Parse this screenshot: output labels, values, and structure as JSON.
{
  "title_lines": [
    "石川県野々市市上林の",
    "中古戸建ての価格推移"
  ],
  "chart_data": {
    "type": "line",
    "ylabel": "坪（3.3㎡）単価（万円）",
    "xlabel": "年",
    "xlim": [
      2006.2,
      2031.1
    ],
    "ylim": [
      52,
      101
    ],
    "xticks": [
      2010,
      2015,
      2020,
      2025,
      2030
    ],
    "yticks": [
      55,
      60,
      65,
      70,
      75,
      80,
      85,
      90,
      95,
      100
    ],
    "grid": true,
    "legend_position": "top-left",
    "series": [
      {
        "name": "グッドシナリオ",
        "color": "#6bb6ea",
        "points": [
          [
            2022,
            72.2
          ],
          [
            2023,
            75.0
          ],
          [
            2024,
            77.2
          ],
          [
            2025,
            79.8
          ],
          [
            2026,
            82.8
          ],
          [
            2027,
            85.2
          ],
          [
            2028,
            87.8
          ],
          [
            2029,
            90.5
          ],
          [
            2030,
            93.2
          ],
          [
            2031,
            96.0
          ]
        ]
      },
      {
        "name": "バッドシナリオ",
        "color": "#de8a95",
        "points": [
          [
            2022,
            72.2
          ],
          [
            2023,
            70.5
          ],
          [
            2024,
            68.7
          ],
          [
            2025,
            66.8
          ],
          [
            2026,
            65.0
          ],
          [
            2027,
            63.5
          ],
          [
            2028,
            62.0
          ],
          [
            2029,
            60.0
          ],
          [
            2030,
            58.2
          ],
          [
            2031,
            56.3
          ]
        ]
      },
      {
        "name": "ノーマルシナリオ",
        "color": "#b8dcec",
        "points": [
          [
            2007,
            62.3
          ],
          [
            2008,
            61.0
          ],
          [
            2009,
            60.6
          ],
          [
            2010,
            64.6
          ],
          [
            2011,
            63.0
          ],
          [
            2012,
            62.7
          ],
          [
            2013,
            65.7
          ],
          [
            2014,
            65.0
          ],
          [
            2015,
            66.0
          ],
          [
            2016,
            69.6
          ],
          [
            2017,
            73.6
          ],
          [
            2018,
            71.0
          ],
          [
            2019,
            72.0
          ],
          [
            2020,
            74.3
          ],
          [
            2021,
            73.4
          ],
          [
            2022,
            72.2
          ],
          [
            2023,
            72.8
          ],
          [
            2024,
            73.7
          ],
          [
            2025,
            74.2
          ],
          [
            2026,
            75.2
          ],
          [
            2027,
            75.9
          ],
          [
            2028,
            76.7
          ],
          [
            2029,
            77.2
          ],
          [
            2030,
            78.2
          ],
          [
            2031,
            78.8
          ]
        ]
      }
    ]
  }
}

----

▸ What to produce
Go through the listing above line by line and say how many lines hold the word "name". Reply with that number only.

▸ Answer for this exercise
3